Seçilen Metin:
3. Yoksulu doyurmaz, kimseyi de buna teşvik etmez.

4. (Bir de tutmuş kendince ibadet ediyor.) Yazıklar olsun böylesi ibadet edenlere!

5. Onların, yaptıkları ibadetin ne olduğundan haberleri bile yok.

6. İşleri güçleri gösteriş.

7. En küçük bir şeyi ödünç bile vermezler. (Mâûn 107/1-7)

Ayetler, göstermelik ibadet eden kişilerin iç dünyalarını deşifre ediyor:

Ahirete imanı yok! Yani öldükten sonra hesap verme endişesi yok!

Sahipsiz, koruyucusuz yetim, öksüz biçarelere şefkati yok!

Açın, susuzun, fakirin fukaranın haline acıması yok!

İhtiyaç sahibine infak şöyle dursun, ona ödünç mal vermesi bile yok!

Kısaca, hayatında iman, insanlık ve iyilik namına hiçbir şey yok!

Ayetten anlaşıldığı gibi Âs b. Vâil ve benzeri müşrikler aynı zamanda ibadet eden kişilerdir. Yani hem bu ahlaksızlıkları yapıyorlar hem de kendilerince ibadet etmeye devam ediyorlar.

Putperest inanç yapısı yaygın olan cahiliye toplumunda abdest, namaz, oruç, hac, kurban ve zekât gibi birtakım ibadetler vardı. Ne var ki Hz. İbrahim zamanından kalma bu ibadetler, zamanla şirk unsurlarıyla şekillenmiş, aslı bozulmuş halleriyle uygulanmaktaydı.

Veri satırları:
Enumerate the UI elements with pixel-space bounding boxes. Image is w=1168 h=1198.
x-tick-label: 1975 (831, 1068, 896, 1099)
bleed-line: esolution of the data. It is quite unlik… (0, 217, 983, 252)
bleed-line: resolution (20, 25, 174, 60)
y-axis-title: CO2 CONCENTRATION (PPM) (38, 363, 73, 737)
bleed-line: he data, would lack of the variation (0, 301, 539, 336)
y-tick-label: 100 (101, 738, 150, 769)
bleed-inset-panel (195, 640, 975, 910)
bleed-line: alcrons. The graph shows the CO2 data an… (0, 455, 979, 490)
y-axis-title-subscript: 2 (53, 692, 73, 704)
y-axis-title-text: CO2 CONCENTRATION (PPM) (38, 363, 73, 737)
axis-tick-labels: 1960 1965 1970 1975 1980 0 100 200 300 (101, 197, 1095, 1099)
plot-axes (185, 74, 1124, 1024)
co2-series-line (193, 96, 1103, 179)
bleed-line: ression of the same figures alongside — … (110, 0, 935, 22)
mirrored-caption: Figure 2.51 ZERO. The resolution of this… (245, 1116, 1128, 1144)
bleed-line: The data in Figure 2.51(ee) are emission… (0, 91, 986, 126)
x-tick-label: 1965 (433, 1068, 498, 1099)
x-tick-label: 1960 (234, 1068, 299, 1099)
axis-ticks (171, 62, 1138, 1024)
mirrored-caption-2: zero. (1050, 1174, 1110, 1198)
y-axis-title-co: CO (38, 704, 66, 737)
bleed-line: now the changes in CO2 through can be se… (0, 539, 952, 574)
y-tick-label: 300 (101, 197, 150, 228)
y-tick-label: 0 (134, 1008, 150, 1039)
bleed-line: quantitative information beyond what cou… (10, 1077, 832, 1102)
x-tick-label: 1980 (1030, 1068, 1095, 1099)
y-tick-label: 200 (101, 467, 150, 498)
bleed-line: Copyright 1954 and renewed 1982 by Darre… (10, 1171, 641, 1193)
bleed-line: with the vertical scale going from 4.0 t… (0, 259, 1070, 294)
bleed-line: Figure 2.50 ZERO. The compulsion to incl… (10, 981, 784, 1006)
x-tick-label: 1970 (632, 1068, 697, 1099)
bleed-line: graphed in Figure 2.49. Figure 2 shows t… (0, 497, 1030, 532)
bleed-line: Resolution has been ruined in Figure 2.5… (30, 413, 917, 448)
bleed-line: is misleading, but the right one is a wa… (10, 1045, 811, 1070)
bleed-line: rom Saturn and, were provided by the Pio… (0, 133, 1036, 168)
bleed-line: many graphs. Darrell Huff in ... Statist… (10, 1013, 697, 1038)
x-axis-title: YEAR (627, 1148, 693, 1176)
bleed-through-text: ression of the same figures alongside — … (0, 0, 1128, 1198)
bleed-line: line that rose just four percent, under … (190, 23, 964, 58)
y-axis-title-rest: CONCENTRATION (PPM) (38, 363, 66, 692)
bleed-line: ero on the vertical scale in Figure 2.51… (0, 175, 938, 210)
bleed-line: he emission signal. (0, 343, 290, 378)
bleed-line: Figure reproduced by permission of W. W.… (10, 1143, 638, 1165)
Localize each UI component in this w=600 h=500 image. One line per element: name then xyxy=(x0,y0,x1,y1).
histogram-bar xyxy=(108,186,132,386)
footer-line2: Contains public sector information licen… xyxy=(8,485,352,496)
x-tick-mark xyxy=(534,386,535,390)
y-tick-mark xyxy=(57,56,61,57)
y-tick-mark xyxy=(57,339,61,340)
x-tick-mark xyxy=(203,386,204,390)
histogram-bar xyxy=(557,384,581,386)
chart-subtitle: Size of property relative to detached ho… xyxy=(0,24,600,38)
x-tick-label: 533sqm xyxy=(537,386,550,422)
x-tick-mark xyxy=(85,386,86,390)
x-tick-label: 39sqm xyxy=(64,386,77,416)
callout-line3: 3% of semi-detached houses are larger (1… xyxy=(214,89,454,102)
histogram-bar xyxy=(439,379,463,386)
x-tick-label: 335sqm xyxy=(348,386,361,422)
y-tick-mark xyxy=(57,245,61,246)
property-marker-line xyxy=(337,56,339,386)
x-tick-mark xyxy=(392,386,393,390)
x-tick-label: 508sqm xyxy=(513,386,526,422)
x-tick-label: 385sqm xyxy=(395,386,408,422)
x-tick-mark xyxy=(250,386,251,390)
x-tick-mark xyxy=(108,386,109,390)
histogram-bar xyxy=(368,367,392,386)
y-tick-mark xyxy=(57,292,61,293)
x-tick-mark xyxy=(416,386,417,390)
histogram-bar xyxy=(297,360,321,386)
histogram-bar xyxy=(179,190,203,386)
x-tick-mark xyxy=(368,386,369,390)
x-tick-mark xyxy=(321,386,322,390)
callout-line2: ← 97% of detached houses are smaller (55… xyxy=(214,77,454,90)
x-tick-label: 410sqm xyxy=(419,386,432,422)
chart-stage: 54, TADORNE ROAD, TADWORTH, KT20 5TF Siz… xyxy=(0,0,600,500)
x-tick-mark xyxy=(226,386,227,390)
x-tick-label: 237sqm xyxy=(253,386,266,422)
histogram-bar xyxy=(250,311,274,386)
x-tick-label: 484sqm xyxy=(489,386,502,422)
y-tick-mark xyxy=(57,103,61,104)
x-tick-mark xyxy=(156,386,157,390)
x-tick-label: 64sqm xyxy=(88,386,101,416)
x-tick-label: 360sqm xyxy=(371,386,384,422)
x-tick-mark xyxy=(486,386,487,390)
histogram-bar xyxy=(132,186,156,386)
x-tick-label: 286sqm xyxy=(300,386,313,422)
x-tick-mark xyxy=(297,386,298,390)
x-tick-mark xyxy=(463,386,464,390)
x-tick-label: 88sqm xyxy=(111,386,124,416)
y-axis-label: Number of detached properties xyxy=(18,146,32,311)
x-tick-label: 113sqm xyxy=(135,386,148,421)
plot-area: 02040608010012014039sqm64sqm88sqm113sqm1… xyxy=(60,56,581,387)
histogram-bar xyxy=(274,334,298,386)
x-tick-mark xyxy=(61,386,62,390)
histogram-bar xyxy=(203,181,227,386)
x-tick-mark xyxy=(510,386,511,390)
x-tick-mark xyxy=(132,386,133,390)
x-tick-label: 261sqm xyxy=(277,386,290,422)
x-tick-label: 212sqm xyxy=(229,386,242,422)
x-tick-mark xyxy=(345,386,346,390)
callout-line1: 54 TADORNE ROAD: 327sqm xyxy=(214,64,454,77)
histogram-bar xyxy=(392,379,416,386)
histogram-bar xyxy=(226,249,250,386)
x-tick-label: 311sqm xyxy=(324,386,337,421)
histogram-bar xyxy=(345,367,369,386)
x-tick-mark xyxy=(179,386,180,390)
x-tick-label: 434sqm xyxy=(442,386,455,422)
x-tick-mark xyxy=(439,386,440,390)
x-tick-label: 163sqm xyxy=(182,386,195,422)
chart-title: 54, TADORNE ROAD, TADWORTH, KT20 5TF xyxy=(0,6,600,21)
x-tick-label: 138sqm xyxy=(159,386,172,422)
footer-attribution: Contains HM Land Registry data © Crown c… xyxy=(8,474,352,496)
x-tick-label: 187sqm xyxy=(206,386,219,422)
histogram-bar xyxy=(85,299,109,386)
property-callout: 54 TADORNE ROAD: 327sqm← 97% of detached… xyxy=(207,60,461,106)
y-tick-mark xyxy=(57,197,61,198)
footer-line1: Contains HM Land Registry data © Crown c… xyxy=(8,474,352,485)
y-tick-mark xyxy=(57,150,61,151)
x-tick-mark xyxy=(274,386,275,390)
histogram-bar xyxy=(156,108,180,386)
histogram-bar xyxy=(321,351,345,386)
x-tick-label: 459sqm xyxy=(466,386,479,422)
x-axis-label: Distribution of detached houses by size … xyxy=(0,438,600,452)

Görevin Amacı:
Mâûn suresi ayetlerini yorumlayan metni, hiçbir değişiklik yapmadan baştan sona yineleyiniz. Yalnızca verilen metinden yararlanınız.

Görev Çözümü:
3. Yoksulu doyurmaz, kimseyi de buna teşvik etmez.

4. (Bir de tutmuş kendince ibadet ediyor.) Yazıklar olsun böylesi ibadet edenlere!

5. Onların, yaptıkları ibadetin ne olduğundan haberleri bile yok.

6. İşleri güçleri gösteriş.

7. En küçük bir şeyi ödünç bile vermezler. (Mâûn 107/1-7)

Ayetler, göstermelik ibadet eden kişilerin iç dünyalarını deşifre ediyor:

Ahirete imanı yok! Yani öldükten sonra hesap verme endişesi yok!

Sahipsiz, koruyucusuz yetim, öksüz biçarelere şefkati yok!

Açın, susuzun, fakirin fukaranın haline acıması yok!

İhtiyaç sahibine infak şöyle dursun, ona ödünç mal vermesi bile yok!

Kısaca, hayatında iman, insanlık ve iyilik namına hiçbir şey yok!

Ayetten anlaşıldığı gibi Âs b. Vâil ve benzeri müşrikler aynı zamanda ibadet eden kişilerdir. Yani hem bu ahlaksızlıkları yapıyorlar hem de kendilerince ibadet etmeye devam ediyorlar.

Putperest inanç yapısı yaygın olan cahiliye toplumunda abdest, namaz, oruç, hac, kurban ve zekât gibi birtakım ibadetler vardı. Ne var ki Hz. İbrahim zamanından kalma bu ibadetler, zamanla şirk unsurlarıyla şekillenmiş, aslı bozulmuş halleriyle uygulanmaktaydı.